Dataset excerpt

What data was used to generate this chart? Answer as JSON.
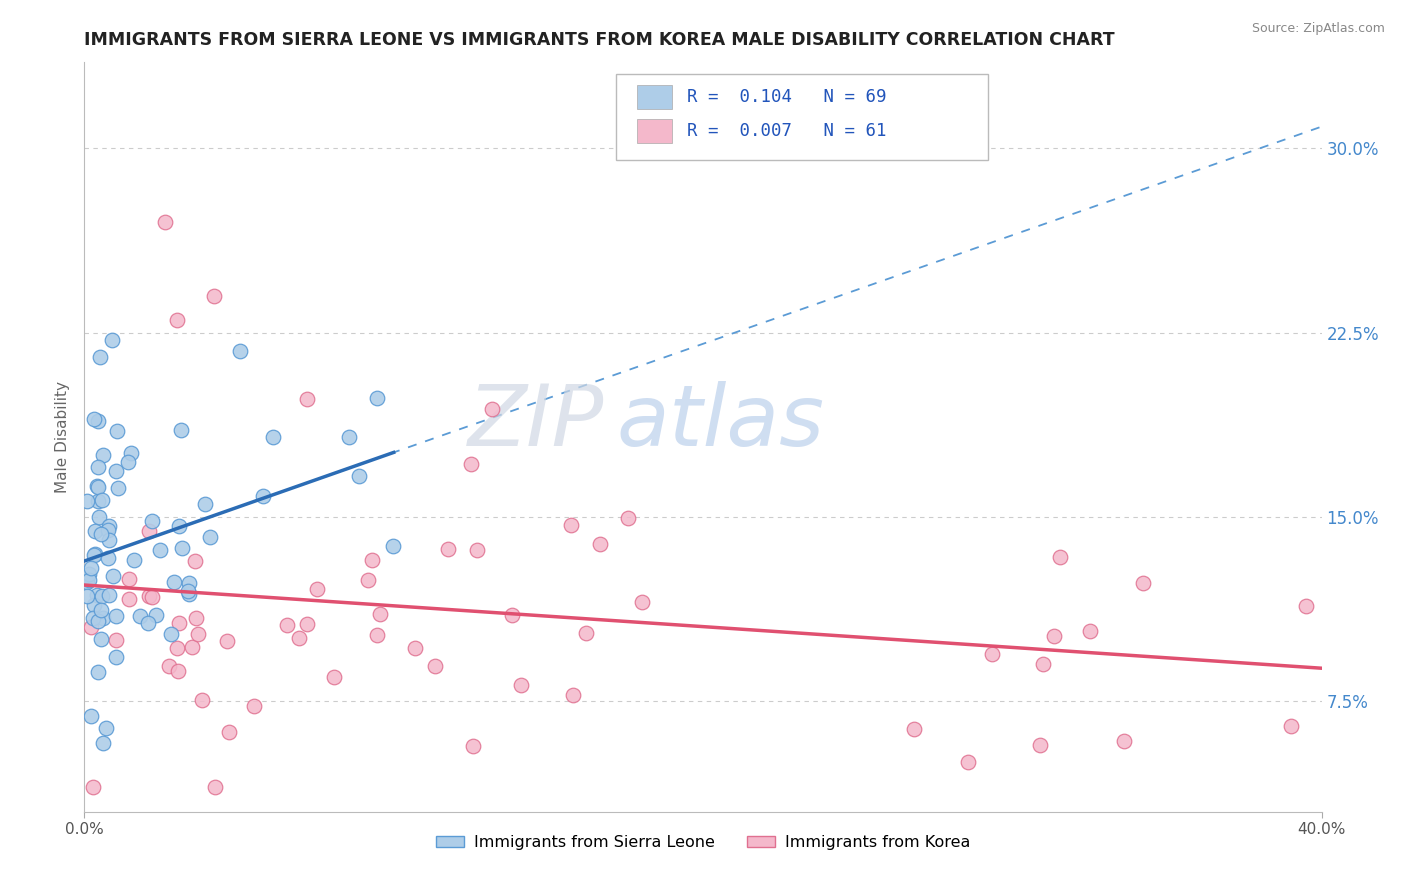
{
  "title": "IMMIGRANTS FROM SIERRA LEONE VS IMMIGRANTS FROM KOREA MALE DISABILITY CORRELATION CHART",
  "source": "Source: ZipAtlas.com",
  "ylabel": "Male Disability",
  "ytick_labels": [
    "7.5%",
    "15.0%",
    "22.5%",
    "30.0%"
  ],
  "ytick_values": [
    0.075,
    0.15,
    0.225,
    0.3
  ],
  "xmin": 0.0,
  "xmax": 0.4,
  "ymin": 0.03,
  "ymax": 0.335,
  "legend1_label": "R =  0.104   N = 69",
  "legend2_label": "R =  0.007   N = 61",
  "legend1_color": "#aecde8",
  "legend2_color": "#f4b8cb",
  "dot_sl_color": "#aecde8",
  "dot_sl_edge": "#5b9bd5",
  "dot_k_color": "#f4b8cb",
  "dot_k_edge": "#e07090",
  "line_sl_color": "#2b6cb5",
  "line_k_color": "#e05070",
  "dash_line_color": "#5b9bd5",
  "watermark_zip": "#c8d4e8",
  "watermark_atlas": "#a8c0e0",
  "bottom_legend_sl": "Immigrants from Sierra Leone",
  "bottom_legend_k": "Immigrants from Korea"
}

Short task:
Set the pictures aside and transcribe the data above exactly.

Result for this task:
What data was used to generate this chart? Answer as JSON.
{
  "title": "IMMIGRANTS FROM SIERRA LEONE VS IMMIGRANTS FROM KOREA MALE DISABILITY CORRELATION CHART",
  "source": "Source: ZipAtlas.com",
  "ylabel": "Male Disability",
  "ytick_labels": [
    "7.5%",
    "15.0%",
    "22.5%",
    "30.0%"
  ],
  "ytick_values": [
    0.075,
    0.15,
    0.225,
    0.3
  ],
  "xmin": 0.0,
  "xmax": 0.4,
  "ymin": 0.03,
  "ymax": 0.335,
  "legend1_label": "R =  0.104   N = 69",
  "legend2_label": "R =  0.007   N = 61",
  "legend1_color": "#aecde8",
  "legend2_color": "#f4b8cb",
  "dot_sl_color": "#aecde8",
  "dot_sl_edge": "#5b9bd5",
  "dot_k_color": "#f4b8cb",
  "dot_k_edge": "#e07090",
  "line_sl_color": "#2b6cb5",
  "line_k_color": "#e05070",
  "dash_line_color": "#5b9bd5",
  "watermark_zip": "#c8d4e8",
  "watermark_atlas": "#a8c0e0",
  "bottom_legend_sl": "Immigrants from Sierra Leone",
  "bottom_legend_k": "Immigrants from Korea"
}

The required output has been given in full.